### AIM:
Pick out the lines in the listing below that contain the word "JSON" and copy them.

Entries with figure data:
= = = = =

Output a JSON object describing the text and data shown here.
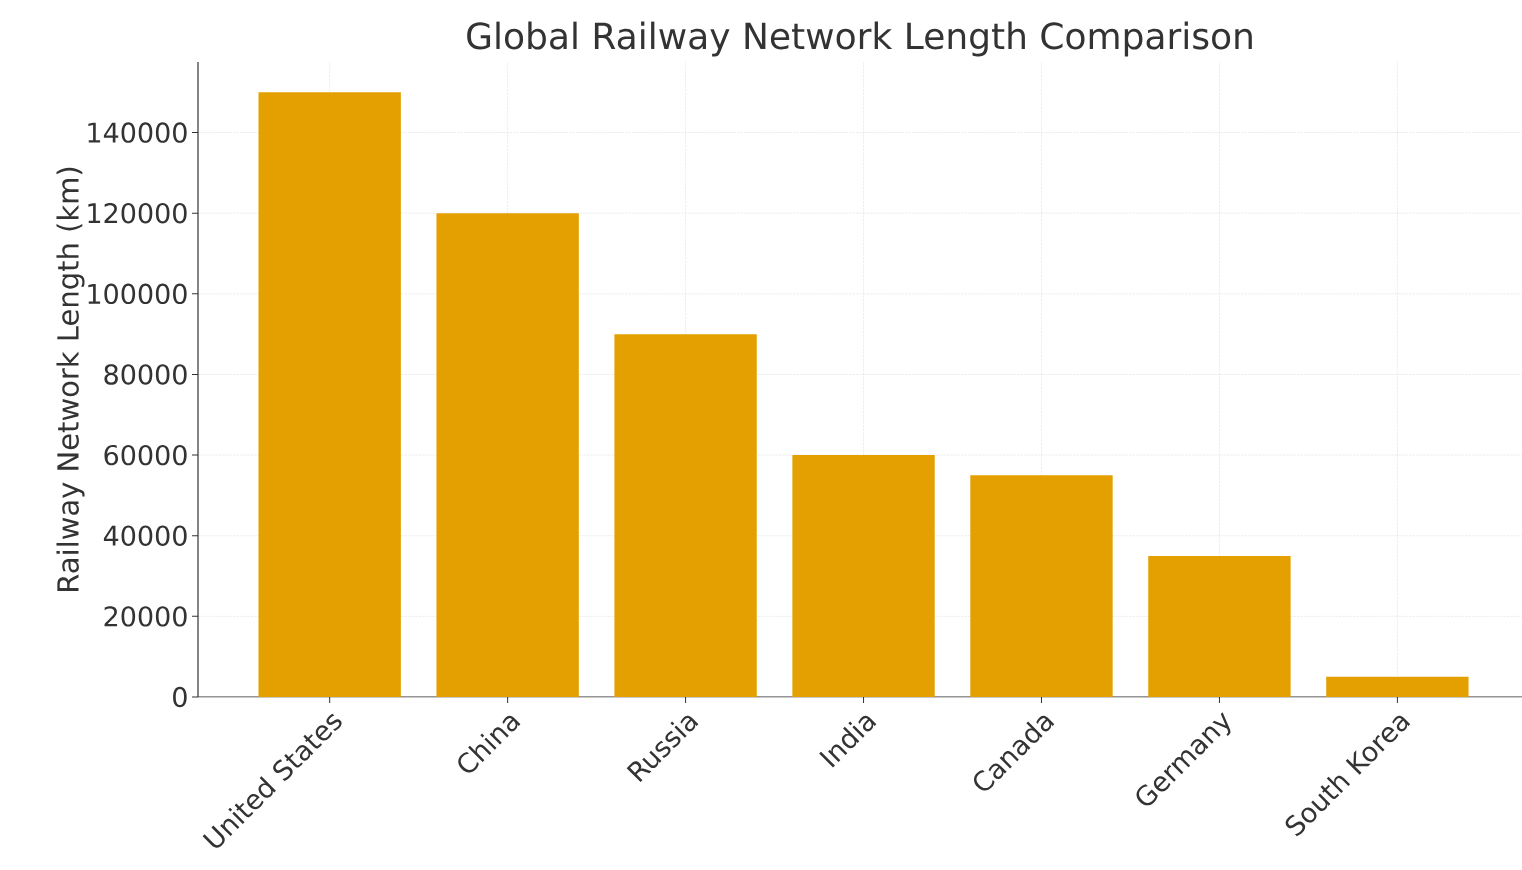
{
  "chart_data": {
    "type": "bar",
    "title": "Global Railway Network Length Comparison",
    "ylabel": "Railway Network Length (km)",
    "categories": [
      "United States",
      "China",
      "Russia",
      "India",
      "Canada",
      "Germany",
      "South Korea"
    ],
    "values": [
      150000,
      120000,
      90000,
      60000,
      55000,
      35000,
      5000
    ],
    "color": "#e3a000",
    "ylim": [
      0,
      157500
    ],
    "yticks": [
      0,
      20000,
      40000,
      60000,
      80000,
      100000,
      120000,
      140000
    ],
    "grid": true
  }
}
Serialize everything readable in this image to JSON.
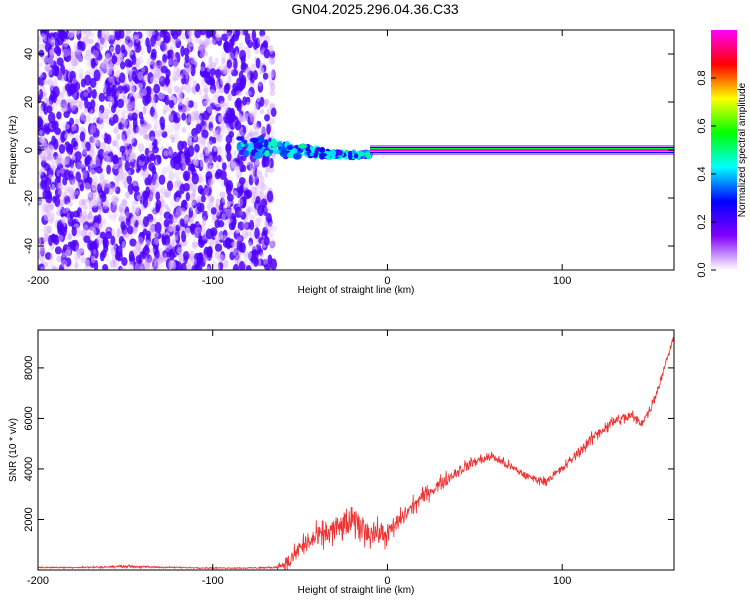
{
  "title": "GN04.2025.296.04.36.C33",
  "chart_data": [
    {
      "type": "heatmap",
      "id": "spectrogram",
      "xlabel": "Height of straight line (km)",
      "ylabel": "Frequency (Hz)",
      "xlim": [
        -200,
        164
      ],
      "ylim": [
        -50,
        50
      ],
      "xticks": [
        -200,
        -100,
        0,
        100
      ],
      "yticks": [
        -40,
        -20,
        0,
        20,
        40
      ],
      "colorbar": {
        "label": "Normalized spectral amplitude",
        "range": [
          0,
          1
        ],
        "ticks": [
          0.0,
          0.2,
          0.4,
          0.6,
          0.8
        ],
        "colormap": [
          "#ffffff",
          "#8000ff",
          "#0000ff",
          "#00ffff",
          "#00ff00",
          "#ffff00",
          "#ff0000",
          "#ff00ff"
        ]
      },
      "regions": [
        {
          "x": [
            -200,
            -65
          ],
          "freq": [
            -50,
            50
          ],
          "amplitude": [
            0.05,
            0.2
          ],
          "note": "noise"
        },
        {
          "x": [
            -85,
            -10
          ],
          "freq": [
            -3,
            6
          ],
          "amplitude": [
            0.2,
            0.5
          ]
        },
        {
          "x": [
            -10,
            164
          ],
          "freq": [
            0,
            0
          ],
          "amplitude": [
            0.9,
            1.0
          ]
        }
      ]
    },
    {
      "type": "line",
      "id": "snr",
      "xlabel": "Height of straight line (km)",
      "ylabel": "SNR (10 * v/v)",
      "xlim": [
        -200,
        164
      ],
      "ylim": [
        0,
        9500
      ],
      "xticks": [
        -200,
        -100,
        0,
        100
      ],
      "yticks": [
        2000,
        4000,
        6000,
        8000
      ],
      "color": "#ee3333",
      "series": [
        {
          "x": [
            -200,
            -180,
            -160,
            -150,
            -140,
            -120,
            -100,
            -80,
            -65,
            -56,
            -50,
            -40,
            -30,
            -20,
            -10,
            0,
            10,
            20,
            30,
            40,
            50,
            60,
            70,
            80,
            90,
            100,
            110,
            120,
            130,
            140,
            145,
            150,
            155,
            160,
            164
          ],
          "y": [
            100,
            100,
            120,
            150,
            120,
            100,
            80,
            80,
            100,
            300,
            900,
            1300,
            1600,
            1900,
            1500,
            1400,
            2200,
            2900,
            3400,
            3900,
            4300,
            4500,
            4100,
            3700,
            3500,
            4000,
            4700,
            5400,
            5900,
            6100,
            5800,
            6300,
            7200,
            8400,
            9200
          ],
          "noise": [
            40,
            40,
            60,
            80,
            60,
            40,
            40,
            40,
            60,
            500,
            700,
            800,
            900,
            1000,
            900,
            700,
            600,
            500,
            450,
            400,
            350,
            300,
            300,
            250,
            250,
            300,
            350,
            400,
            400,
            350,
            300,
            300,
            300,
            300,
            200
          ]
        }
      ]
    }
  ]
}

= = = = =

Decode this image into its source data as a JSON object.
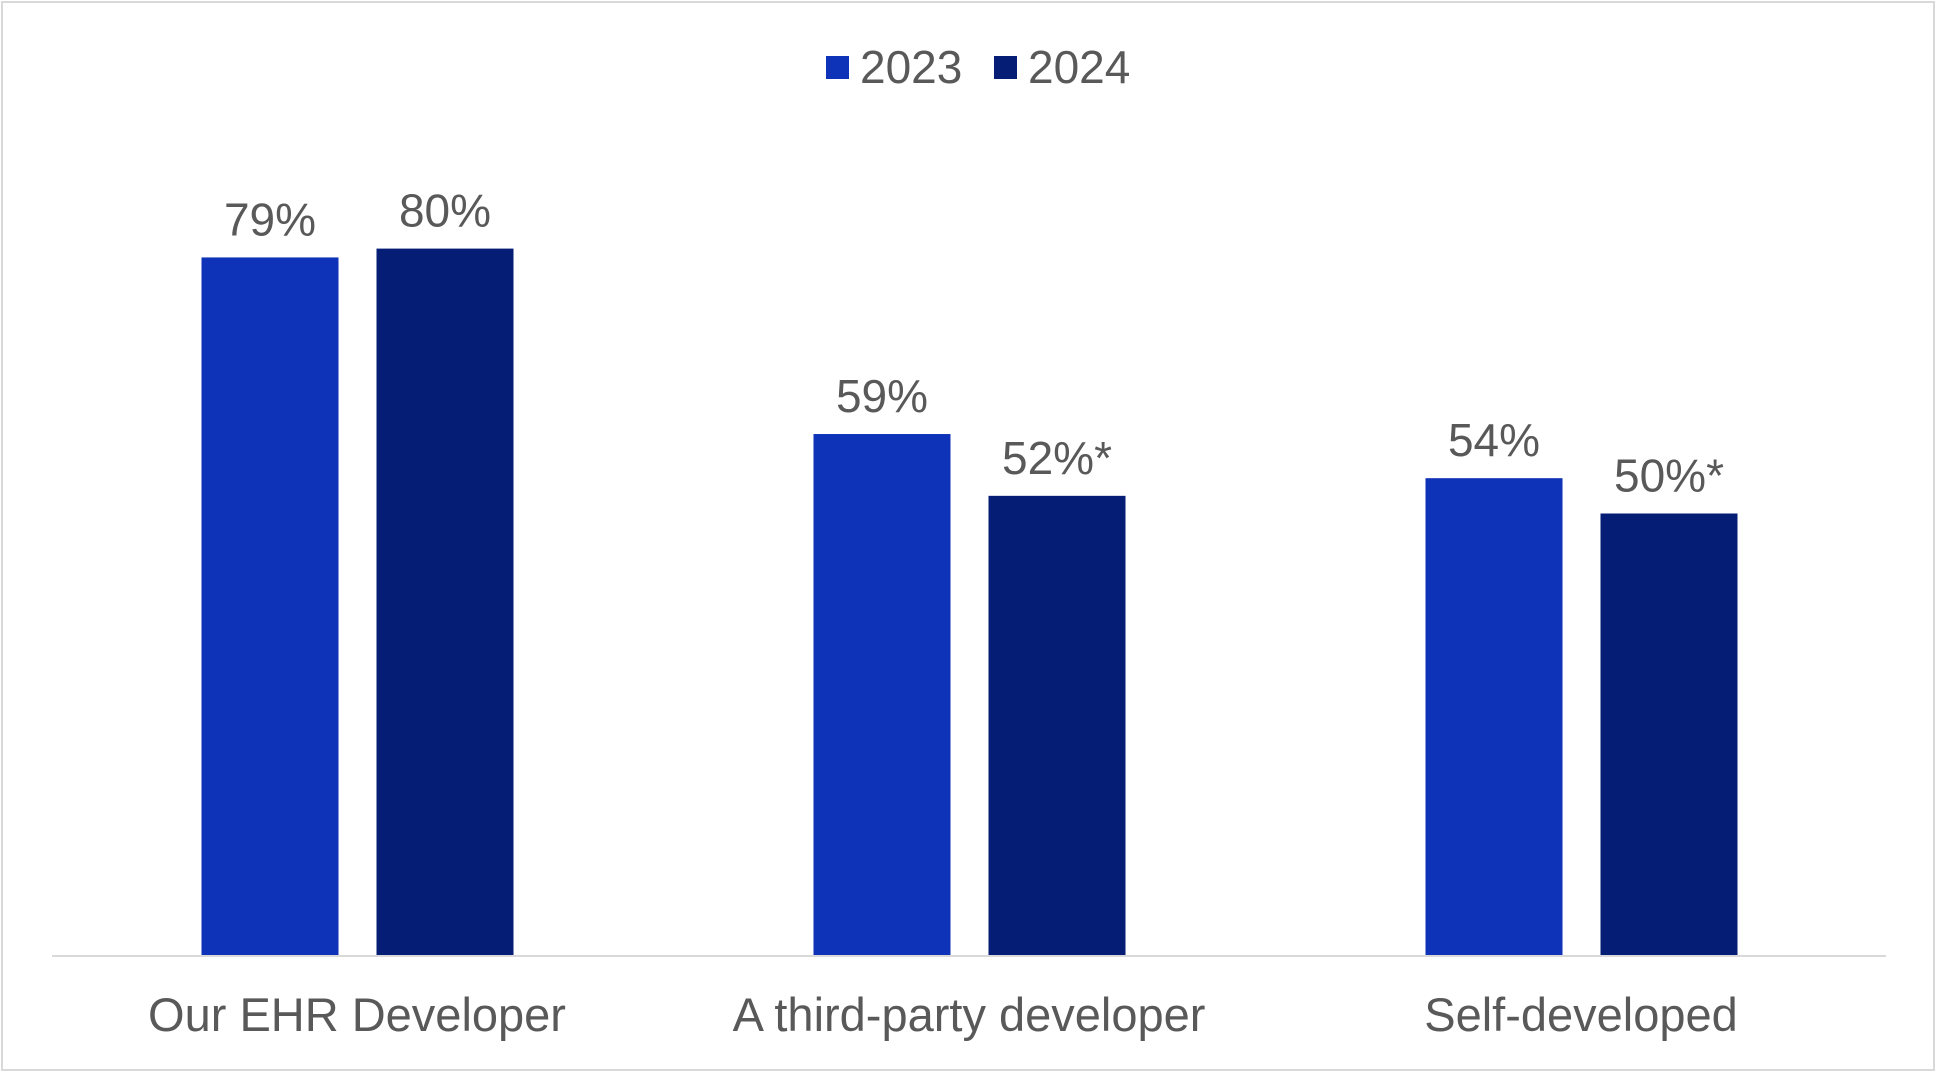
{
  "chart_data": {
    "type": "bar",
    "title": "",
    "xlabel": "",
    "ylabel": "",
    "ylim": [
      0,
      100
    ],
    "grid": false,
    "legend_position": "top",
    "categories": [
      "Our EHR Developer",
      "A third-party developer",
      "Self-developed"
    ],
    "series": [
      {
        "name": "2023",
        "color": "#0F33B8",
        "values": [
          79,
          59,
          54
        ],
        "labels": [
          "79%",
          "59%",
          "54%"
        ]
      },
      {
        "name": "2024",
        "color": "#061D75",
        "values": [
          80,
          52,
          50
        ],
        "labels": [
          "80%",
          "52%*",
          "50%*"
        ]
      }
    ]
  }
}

= = = = =

### THE OUTPUT:
Output a JSON object describing the text and data shown here.
Serialize everything readable in this image to JSON.
Decode this image into its source data as a JSON object.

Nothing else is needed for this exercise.